[Dataset entries]
= = = = = = =

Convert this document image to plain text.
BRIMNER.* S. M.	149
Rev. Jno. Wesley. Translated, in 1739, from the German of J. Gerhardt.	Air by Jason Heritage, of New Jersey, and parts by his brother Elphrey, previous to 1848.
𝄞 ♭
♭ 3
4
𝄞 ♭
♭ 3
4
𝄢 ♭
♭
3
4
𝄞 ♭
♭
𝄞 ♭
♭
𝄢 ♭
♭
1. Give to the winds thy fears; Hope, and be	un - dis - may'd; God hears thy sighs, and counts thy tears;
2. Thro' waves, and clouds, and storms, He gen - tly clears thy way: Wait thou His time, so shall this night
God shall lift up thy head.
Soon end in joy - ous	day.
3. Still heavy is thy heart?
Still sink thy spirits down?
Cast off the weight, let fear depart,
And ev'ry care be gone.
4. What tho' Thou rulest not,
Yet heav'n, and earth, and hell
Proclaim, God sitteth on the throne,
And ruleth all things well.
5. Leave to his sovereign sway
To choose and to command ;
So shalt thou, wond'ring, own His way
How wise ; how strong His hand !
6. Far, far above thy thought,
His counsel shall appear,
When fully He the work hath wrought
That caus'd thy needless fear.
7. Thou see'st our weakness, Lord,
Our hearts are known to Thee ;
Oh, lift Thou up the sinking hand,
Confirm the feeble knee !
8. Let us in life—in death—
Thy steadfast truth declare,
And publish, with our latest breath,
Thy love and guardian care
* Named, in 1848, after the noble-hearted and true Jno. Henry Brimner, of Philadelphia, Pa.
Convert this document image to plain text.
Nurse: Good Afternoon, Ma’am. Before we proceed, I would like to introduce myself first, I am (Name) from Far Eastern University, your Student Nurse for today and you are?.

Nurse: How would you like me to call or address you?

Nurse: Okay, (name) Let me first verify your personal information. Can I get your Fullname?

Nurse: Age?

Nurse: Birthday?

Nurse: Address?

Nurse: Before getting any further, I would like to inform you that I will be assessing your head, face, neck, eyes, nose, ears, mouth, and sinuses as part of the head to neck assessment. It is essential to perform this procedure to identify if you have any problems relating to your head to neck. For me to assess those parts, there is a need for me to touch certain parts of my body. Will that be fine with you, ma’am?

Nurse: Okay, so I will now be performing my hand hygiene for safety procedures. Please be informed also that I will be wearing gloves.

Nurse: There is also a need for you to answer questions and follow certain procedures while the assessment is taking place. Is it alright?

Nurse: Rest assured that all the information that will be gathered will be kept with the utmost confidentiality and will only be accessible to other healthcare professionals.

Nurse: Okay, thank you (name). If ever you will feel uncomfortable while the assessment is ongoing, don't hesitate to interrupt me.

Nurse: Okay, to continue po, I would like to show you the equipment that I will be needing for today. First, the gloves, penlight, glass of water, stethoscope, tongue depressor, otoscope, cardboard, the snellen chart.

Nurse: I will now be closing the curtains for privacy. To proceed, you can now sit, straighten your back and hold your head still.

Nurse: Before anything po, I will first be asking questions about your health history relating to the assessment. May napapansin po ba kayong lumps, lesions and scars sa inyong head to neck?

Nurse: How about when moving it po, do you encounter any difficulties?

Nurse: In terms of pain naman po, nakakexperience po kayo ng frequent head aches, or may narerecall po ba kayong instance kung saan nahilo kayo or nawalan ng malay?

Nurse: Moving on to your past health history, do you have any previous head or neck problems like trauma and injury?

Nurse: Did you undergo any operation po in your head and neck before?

= = = = = = =

WHAT THE EXERCISE ASKS: What is the number of lines in the data holding the word "also"? Reply with that number only.

ANSWER TO THE PROBLEM: 2